**Work to do**
Go through the entries below and copy each line containing the word "részek".

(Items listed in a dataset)

:::

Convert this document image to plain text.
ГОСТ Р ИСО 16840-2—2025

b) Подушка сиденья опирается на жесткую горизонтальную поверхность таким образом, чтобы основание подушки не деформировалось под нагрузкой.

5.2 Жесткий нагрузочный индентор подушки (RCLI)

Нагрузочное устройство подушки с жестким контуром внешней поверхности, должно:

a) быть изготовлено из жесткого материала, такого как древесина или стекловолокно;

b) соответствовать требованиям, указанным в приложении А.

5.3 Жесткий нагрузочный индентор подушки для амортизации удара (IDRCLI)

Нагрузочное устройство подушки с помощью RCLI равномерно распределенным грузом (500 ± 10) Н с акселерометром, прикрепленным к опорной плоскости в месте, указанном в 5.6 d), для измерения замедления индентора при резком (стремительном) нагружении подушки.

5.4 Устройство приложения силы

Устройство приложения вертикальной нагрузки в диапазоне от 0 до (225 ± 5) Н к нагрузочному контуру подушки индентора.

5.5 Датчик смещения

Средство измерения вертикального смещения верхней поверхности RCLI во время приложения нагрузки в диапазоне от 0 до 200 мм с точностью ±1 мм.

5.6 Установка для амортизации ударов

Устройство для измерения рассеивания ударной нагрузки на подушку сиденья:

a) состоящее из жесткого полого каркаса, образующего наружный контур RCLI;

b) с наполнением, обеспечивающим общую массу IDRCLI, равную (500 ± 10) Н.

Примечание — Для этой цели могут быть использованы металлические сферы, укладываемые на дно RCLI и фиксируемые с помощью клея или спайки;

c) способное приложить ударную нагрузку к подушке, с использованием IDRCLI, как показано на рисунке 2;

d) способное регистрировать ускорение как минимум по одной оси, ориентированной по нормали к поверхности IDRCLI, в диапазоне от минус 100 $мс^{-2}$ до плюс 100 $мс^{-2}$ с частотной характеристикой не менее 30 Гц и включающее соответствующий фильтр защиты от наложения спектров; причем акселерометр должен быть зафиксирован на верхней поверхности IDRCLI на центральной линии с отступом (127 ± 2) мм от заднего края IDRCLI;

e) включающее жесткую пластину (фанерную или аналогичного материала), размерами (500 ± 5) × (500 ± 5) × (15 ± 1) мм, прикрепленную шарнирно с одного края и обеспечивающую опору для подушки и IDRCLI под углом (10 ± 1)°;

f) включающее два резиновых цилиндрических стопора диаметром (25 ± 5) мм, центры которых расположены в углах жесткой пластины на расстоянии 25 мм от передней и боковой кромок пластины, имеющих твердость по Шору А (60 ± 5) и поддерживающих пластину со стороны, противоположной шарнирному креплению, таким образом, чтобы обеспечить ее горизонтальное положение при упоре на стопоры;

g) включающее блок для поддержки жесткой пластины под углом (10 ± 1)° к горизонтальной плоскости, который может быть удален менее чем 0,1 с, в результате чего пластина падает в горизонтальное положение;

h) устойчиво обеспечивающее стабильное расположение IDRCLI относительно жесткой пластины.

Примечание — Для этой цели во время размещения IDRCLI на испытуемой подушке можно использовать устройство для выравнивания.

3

:::

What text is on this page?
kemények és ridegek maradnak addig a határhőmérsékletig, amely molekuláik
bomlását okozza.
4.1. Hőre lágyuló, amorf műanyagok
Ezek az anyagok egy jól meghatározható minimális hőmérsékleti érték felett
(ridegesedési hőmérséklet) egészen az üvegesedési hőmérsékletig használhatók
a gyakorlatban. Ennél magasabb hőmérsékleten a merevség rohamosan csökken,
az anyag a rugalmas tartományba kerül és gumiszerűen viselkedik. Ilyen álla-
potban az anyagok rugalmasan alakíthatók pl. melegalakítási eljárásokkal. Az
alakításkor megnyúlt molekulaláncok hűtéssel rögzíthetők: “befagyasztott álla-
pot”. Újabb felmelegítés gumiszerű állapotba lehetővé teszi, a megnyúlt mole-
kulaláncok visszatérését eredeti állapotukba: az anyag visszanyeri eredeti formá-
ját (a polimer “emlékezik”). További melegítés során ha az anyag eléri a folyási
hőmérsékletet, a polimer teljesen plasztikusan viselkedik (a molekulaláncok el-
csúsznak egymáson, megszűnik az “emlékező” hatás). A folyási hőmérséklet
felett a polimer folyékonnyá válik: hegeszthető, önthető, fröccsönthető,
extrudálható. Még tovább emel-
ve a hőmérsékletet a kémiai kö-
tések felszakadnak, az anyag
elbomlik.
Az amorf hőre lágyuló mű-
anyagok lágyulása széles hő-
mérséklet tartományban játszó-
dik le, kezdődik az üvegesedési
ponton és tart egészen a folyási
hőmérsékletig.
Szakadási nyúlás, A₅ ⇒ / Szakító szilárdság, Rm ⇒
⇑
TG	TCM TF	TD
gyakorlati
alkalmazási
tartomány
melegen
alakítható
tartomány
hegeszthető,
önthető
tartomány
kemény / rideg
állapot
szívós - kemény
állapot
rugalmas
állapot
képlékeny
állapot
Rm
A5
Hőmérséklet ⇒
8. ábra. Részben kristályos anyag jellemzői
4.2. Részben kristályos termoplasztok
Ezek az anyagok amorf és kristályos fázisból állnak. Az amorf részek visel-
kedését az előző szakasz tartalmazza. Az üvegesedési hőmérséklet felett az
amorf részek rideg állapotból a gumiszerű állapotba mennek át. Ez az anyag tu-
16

:::

**Full solution**
Ezek az anyagok amorf és kristályos fázisból állnak. Az amorf részek visel-
amorf részek rideg állapotból a gumiszerű állapotba mennek át. Ez az anyag tu-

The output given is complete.